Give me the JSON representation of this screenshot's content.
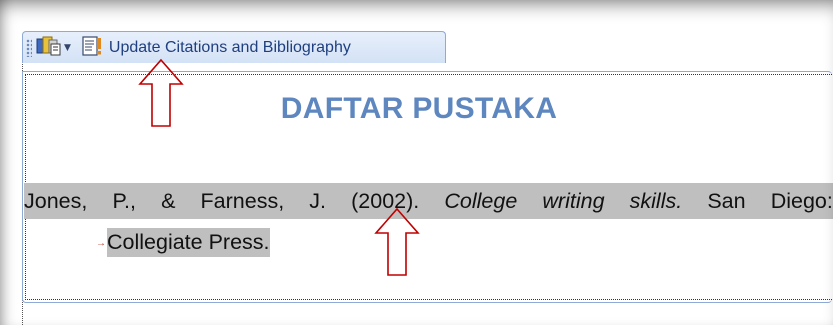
{
  "toolbar": {
    "manage_sources_icon": "bibliography-sources-icon",
    "update_icon": "update-document-icon",
    "update_label": "Update Citations and Bibliography"
  },
  "document": {
    "heading": "DAFTAR PUSTAKA",
    "entry": {
      "line1_words": [
        "Jones,",
        "P.,",
        "&",
        "Farness,",
        "J.",
        "(2002).",
        "College",
        "writing",
        "skills.",
        "San",
        "Diego:"
      ],
      "line1_italic_indexes": [
        6,
        7,
        8
      ],
      "line2": "Collegiate Press."
    }
  },
  "annotations": {
    "arrow_color": "#c00000",
    "arrows": [
      "arrow-up-toolbar",
      "arrow-up-entry"
    ]
  },
  "colors": {
    "heading": "#5e87bf",
    "toolbar_text": "#1f3f7f",
    "highlight": "#bfbfbf"
  }
}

^^^^^^^^^^^^^^^^

§ **EXERCISE DESCRIPTION**
Would you set down the listing exactly, omitting pictures?

§ **ANSWER TO THIS TASK**
Give me the JSON representation of this screenshot's content.
{
  "toolbar": {
    "manage_sources_icon": "bibliography-sources-icon",
    "update_icon": "update-document-icon",
    "update_label": "Update Citations and Bibliography"
  },
  "document": {
    "heading": "DAFTAR PUSTAKA",
    "entry": {
      "line1_words": [
        "Jones,",
        "P.,",
        "&",
        "Farness,",
        "J.",
        "(2002).",
        "College",
        "writing",
        "skills.",
        "San",
        "Diego:"
      ],
      "line1_italic_indexes": [
        6,
        7,
        8
      ],
      "line2": "Collegiate Press."
    }
  },
  "annotations": {
    "arrow_color": "#c00000",
    "arrows": [
      "arrow-up-toolbar",
      "arrow-up-entry"
    ]
  },
  "colors": {
    "heading": "#5e87bf",
    "toolbar_text": "#1f3f7f",
    "highlight": "#bfbfbf"
  }
}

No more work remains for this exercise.